• [Provided data]
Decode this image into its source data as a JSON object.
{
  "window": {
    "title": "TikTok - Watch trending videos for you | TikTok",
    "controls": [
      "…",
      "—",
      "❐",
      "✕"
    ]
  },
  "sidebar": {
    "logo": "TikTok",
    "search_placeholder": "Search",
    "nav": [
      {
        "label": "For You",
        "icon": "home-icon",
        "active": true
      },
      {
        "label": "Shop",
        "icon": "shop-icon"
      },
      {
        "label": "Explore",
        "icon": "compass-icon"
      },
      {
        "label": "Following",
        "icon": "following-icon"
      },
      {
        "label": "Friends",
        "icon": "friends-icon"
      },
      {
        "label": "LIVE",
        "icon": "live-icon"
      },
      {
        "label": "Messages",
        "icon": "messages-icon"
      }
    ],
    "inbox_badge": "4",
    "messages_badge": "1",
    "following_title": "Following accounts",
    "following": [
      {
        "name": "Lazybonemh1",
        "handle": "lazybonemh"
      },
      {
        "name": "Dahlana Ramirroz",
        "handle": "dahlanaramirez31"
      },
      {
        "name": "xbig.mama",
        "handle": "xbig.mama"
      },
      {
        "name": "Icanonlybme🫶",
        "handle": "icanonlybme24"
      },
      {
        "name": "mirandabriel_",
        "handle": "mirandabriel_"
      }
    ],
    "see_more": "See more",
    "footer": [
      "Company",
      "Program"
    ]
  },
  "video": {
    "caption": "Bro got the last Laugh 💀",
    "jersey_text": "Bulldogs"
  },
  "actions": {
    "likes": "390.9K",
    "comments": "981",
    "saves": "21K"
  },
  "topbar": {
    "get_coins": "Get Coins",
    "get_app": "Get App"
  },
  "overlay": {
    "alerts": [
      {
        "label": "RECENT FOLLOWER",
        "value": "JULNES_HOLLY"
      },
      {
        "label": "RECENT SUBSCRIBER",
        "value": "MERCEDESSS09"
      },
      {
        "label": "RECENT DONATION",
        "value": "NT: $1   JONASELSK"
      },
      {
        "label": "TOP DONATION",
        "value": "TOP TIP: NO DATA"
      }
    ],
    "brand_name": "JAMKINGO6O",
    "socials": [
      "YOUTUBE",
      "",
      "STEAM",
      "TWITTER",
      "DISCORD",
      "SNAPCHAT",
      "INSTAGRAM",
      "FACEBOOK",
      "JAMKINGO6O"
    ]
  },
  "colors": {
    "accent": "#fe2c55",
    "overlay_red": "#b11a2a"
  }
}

• [Requirements] Write out the whole listing exactly.

• [The answer]
Decode this image into its source data as a JSON object.
{
  "window": {
    "title": "TikTok - Watch trending videos for you | TikTok",
    "controls": [
      "…",
      "—",
      "❐",
      "✕"
    ]
  },
  "sidebar": {
    "logo": "TikTok",
    "search_placeholder": "Search",
    "nav": [
      {
        "label": "For You",
        "icon": "home-icon",
        "active": true
      },
      {
        "label": "Shop",
        "icon": "shop-icon"
      },
      {
        "label": "Explore",
        "icon": "compass-icon"
      },
      {
        "label": "Following",
        "icon": "following-icon"
      },
      {
        "label": "Friends",
        "icon": "friends-icon"
      },
      {
        "label": "LIVE",
        "icon": "live-icon"
      },
      {
        "label": "Messages",
        "icon": "messages-icon"
      }
    ],
    "inbox_badge": "4",
    "messages_badge": "1",
    "following_title": "Following accounts",
    "following": [
      {
        "name": "Lazybonemh1",
        "handle": "lazybonemh"
      },
      {
        "name": "Dahlana Ramirroz",
        "handle": "dahlanaramirez31"
      },
      {
        "name": "xbig.mama",
        "handle": "xbig.mama"
      },
      {
        "name": "Icanonlybme🫶",
        "handle": "icanonlybme24"
      },
      {
        "name": "mirandabriel_",
        "handle": "mirandabriel_"
      }
    ],
    "see_more": "See more",
    "footer": [
      "Company",
      "Program"
    ]
  },
  "video": {
    "caption": "Bro got the last Laugh 💀",
    "jersey_text": "Bulldogs"
  },
  "actions": {
    "likes": "390.9K",
    "comments": "981",
    "saves": "21K"
  },
  "topbar": {
    "get_coins": "Get Coins",
    "get_app": "Get App"
  },
  "overlay": {
    "alerts": [
      {
        "label": "RECENT FOLLOWER",
        "value": "JULNES_HOLLY"
      },
      {
        "label": "RECENT SUBSCRIBER",
        "value": "MERCEDESSS09"
      },
      {
        "label": "RECENT DONATION",
        "value": "NT: $1   JONASELSK"
      },
      {
        "label": "TOP DONATION",
        "value": "TOP TIP: NO DATA"
      }
    ],
    "brand_name": "JAMKINGO6O",
    "socials": [
      "YOUTUBE",
      "",
      "STEAM",
      "TWITTER",
      "DISCORD",
      "SNAPCHAT",
      "INSTAGRAM",
      "FACEBOOK",
      "JAMKINGO6O"
    ]
  },
  "colors": {
    "accent": "#fe2c55",
    "overlay_red": "#b11a2a"
  }
}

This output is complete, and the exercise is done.